THE PROBLEM: Retype the material word for word.
━━ DATASET ENTRIES ━━
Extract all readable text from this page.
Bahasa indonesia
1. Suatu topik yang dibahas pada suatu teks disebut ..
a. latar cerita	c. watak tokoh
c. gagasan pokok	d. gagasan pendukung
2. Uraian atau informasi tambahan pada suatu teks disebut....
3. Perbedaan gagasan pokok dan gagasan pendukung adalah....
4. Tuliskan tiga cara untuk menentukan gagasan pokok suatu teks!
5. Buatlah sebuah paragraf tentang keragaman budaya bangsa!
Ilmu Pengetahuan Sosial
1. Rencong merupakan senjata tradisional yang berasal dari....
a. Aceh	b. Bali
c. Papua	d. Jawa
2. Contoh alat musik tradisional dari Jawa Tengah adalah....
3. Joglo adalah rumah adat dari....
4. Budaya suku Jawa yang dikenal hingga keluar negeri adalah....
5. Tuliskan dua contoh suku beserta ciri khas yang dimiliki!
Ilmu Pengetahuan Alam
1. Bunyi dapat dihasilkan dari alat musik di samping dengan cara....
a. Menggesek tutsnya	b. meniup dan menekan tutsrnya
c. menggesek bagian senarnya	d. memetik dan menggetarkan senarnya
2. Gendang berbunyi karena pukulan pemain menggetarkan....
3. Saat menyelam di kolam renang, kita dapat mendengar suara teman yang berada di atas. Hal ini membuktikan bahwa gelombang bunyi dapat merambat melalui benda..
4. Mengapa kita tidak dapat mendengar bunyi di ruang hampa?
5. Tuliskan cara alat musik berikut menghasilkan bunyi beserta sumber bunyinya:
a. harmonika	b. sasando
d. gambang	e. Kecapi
━━━
ANSWER TO THIS PROBLEM:
Extract all readable text from this page.
Bahasa indonesia
1. Suatu topik yang dibahas pada suatu teks disebut ..
a. latar cerita	c. watak tokoh
c. gagasan pokok	d. gagasan pendukung
2. Uraian atau informasi tambahan pada suatu teks disebut....
3. Perbedaan gagasan pokok dan gagasan pendukung adalah....
4. Tuliskan tiga cara untuk menentukan gagasan pokok suatu teks!
5. Buatlah sebuah paragraf tentang keragaman budaya bangsa!
Ilmu Pengetahuan Sosial
1. Rencong merupakan senjata tradisional yang berasal dari....
a. Aceh	b. Bali
c. Papua	d. Jawa
2. Contoh alat musik tradisional dari Jawa Tengah adalah....
3. Joglo adalah rumah adat dari....
4. Budaya suku Jawa yang dikenal hingga keluar negeri adalah....
5. Tuliskan dua contoh suku beserta ciri khas yang dimiliki!
Ilmu Pengetahuan Alam
1. Bunyi dapat dihasilkan dari alat musik di samping dengan cara....
a. Menggesek tutsnya	b. meniup dan menekan tutsrnya
c. menggesek bagian senarnya	d. memetik dan menggetarkan senarnya
2. Gendang berbunyi karena pukulan pemain menggetarkan....
3. Saat menyelam di kolam renang, kita dapat mendengar suara teman yang berada di atas. Hal ini membuktikan bahwa gelombang bunyi dapat merambat melalui benda..
4. Mengapa kita tidak dapat mendengar bunyi di ruang hampa?
5. Tuliskan cara alat musik berikut menghasilkan bunyi beserta sumber bunyinya:
a. harmonika	b. sasando
d. gambang	e. Kecapi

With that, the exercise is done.